The problem. Leave out the pictures and repeat everything else in the records exactly.

Data listing.
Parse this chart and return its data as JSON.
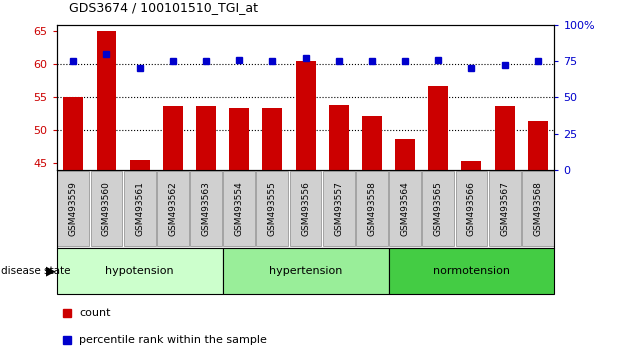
{
  "title": "GDS3674 / 100101510_TGI_at",
  "samples": [
    "GSM493559",
    "GSM493560",
    "GSM493561",
    "GSM493562",
    "GSM493563",
    "GSM493554",
    "GSM493555",
    "GSM493556",
    "GSM493557",
    "GSM493558",
    "GSM493564",
    "GSM493565",
    "GSM493566",
    "GSM493567",
    "GSM493568"
  ],
  "counts": [
    55.0,
    65.0,
    45.5,
    53.7,
    53.7,
    53.4,
    53.4,
    60.5,
    53.9,
    52.2,
    48.7,
    56.7,
    45.3,
    53.7,
    51.4
  ],
  "percentiles": [
    75,
    80,
    70,
    75,
    75,
    76,
    75,
    77,
    75,
    75,
    75,
    76,
    70,
    72,
    75
  ],
  "groups": [
    {
      "name": "hypotension",
      "indices": [
        0,
        1,
        2,
        3,
        4
      ],
      "color": "#ccffcc"
    },
    {
      "name": "hypertension",
      "indices": [
        5,
        6,
        7,
        8,
        9
      ],
      "color": "#99ee99"
    },
    {
      "name": "normotension",
      "indices": [
        10,
        11,
        12,
        13,
        14
      ],
      "color": "#44cc44"
    }
  ],
  "bar_color": "#cc0000",
  "dot_color": "#0000cc",
  "ylim_left": [
    44,
    66
  ],
  "ylim_right": [
    0,
    100
  ],
  "yticks_left": [
    45,
    50,
    55,
    60,
    65
  ],
  "yticks_right": [
    0,
    25,
    50,
    75,
    100
  ],
  "ytick_labels_right": [
    "0",
    "25",
    "50",
    "75",
    "100%"
  ],
  "grid_values": [
    50,
    55,
    60
  ],
  "tick_label_color_left": "#cc0000",
  "tick_label_color_right": "#0000cc"
}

Correct result.
Parse this chart and return its data as JSON.
{
  "title": "GDS3674 / 100101510_TGI_at",
  "samples": [
    "GSM493559",
    "GSM493560",
    "GSM493561",
    "GSM493562",
    "GSM493563",
    "GSM493554",
    "GSM493555",
    "GSM493556",
    "GSM493557",
    "GSM493558",
    "GSM493564",
    "GSM493565",
    "GSM493566",
    "GSM493567",
    "GSM493568"
  ],
  "counts": [
    55.0,
    65.0,
    45.5,
    53.7,
    53.7,
    53.4,
    53.4,
    60.5,
    53.9,
    52.2,
    48.7,
    56.7,
    45.3,
    53.7,
    51.4
  ],
  "percentiles": [
    75,
    80,
    70,
    75,
    75,
    76,
    75,
    77,
    75,
    75,
    75,
    76,
    70,
    72,
    75
  ],
  "groups": [
    {
      "name": "hypotension",
      "indices": [
        0,
        1,
        2,
        3,
        4
      ],
      "color": "#ccffcc"
    },
    {
      "name": "hypertension",
      "indices": [
        5,
        6,
        7,
        8,
        9
      ],
      "color": "#99ee99"
    },
    {
      "name": "normotension",
      "indices": [
        10,
        11,
        12,
        13,
        14
      ],
      "color": "#44cc44"
    }
  ],
  "bar_color": "#cc0000",
  "dot_color": "#0000cc",
  "ylim_left": [
    44,
    66
  ],
  "ylim_right": [
    0,
    100
  ],
  "yticks_left": [
    45,
    50,
    55,
    60,
    65
  ],
  "yticks_right": [
    0,
    25,
    50,
    75,
    100
  ],
  "ytick_labels_right": [
    "0",
    "25",
    "50",
    "75",
    "100%"
  ],
  "grid_values": [
    50,
    55,
    60
  ],
  "tick_label_color_left": "#cc0000",
  "tick_label_color_right": "#0000cc"
}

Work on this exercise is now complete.